> _STATED PROBLEM_
Pictures stay out of the copy; set down each line of the listing below exactly.
═══ PROVIDED RECORDS
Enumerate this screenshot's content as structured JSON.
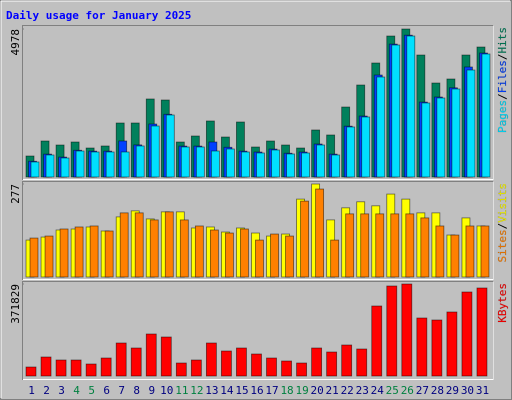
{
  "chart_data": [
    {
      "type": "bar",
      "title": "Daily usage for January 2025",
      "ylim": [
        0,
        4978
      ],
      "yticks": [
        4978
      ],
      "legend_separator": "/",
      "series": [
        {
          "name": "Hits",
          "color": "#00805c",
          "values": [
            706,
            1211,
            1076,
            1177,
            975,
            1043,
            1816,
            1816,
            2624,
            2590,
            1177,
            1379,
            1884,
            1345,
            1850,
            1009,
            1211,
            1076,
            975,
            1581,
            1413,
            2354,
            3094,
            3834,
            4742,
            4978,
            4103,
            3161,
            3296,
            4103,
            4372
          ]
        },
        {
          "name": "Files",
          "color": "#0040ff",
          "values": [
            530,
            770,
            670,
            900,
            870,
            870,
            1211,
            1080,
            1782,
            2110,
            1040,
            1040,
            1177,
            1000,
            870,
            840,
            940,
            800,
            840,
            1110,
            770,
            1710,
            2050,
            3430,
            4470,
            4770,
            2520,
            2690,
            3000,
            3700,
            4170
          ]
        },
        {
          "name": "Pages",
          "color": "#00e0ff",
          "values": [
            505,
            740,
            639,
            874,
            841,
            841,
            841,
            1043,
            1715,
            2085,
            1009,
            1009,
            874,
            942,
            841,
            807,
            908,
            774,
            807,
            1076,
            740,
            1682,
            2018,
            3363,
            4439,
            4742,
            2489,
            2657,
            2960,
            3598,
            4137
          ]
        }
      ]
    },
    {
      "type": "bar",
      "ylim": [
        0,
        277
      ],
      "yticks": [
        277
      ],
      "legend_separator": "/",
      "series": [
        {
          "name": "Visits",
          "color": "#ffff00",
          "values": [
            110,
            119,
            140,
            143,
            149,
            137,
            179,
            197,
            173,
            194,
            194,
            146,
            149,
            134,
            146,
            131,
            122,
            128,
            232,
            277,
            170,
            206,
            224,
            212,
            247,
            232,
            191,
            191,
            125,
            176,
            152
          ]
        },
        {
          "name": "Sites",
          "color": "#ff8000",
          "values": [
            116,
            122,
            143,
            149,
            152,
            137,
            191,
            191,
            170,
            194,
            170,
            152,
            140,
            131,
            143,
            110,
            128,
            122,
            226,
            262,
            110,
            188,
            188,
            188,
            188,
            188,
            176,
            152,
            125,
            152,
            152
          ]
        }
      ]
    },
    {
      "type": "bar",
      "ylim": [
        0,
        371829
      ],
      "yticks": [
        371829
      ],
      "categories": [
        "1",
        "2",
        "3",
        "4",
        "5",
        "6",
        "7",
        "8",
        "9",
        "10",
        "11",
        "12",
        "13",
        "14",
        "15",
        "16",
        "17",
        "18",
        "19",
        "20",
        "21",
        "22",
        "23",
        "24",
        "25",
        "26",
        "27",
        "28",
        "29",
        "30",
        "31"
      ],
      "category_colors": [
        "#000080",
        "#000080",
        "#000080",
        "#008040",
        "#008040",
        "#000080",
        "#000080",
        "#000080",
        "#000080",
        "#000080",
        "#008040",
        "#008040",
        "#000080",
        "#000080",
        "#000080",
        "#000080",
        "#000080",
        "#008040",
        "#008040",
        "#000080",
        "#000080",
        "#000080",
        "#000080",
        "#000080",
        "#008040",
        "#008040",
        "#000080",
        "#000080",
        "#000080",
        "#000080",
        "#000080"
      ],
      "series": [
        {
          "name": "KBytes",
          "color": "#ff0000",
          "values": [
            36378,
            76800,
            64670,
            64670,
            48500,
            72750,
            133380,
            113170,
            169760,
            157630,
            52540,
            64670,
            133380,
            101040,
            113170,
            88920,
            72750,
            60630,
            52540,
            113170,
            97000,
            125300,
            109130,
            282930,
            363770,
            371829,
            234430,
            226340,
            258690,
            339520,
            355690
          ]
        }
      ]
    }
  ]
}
══════
> _TASK ANSWER_
Enumerate this screenshot's content as structured JSON.
{
  "chart_data": [
    {
      "type": "bar",
      "title": "Daily usage for January 2025",
      "ylim": [
        0,
        4978
      ],
      "yticks": [
        4978
      ],
      "legend_separator": "/",
      "series": [
        {
          "name": "Hits",
          "color": "#00805c",
          "values": [
            706,
            1211,
            1076,
            1177,
            975,
            1043,
            1816,
            1816,
            2624,
            2590,
            1177,
            1379,
            1884,
            1345,
            1850,
            1009,
            1211,
            1076,
            975,
            1581,
            1413,
            2354,
            3094,
            3834,
            4742,
            4978,
            4103,
            3161,
            3296,
            4103,
            4372
          ]
        },
        {
          "name": "Files",
          "color": "#0040ff",
          "values": [
            530,
            770,
            670,
            900,
            870,
            870,
            1211,
            1080,
            1782,
            2110,
            1040,
            1040,
            1177,
            1000,
            870,
            840,
            940,
            800,
            840,
            1110,
            770,
            1710,
            2050,
            3430,
            4470,
            4770,
            2520,
            2690,
            3000,
            3700,
            4170
          ]
        },
        {
          "name": "Pages",
          "color": "#00e0ff",
          "values": [
            505,
            740,
            639,
            874,
            841,
            841,
            841,
            1043,
            1715,
            2085,
            1009,
            1009,
            874,
            942,
            841,
            807,
            908,
            774,
            807,
            1076,
            740,
            1682,
            2018,
            3363,
            4439,
            4742,
            2489,
            2657,
            2960,
            3598,
            4137
          ]
        }
      ]
    },
    {
      "type": "bar",
      "ylim": [
        0,
        277
      ],
      "yticks": [
        277
      ],
      "legend_separator": "/",
      "series": [
        {
          "name": "Visits",
          "color": "#ffff00",
          "values": [
            110,
            119,
            140,
            143,
            149,
            137,
            179,
            197,
            173,
            194,
            194,
            146,
            149,
            134,
            146,
            131,
            122,
            128,
            232,
            277,
            170,
            206,
            224,
            212,
            247,
            232,
            191,
            191,
            125,
            176,
            152
          ]
        },
        {
          "name": "Sites",
          "color": "#ff8000",
          "values": [
            116,
            122,
            143,
            149,
            152,
            137,
            191,
            191,
            170,
            194,
            170,
            152,
            140,
            131,
            143,
            110,
            128,
            122,
            226,
            262,
            110,
            188,
            188,
            188,
            188,
            188,
            176,
            152,
            125,
            152,
            152
          ]
        }
      ]
    },
    {
      "type": "bar",
      "ylim": [
        0,
        371829
      ],
      "yticks": [
        371829
      ],
      "categories": [
        "1",
        "2",
        "3",
        "4",
        "5",
        "6",
        "7",
        "8",
        "9",
        "10",
        "11",
        "12",
        "13",
        "14",
        "15",
        "16",
        "17",
        "18",
        "19",
        "20",
        "21",
        "22",
        "23",
        "24",
        "25",
        "26",
        "27",
        "28",
        "29",
        "30",
        "31"
      ],
      "category_colors": [
        "#000080",
        "#000080",
        "#000080",
        "#008040",
        "#008040",
        "#000080",
        "#000080",
        "#000080",
        "#000080",
        "#000080",
        "#008040",
        "#008040",
        "#000080",
        "#000080",
        "#000080",
        "#000080",
        "#000080",
        "#008040",
        "#008040",
        "#000080",
        "#000080",
        "#000080",
        "#000080",
        "#000080",
        "#008040",
        "#008040",
        "#000080",
        "#000080",
        "#000080",
        "#000080",
        "#000080"
      ],
      "series": [
        {
          "name": "KBytes",
          "color": "#ff0000",
          "values": [
            36378,
            76800,
            64670,
            64670,
            48500,
            72750,
            133380,
            113170,
            169760,
            157630,
            52540,
            64670,
            133380,
            101040,
            113170,
            88920,
            72750,
            60630,
            52540,
            113170,
            97000,
            125300,
            109130,
            282930,
            363770,
            371829,
            234430,
            226340,
            258690,
            339520,
            355690
          ]
        }
      ]
    }
  ]
}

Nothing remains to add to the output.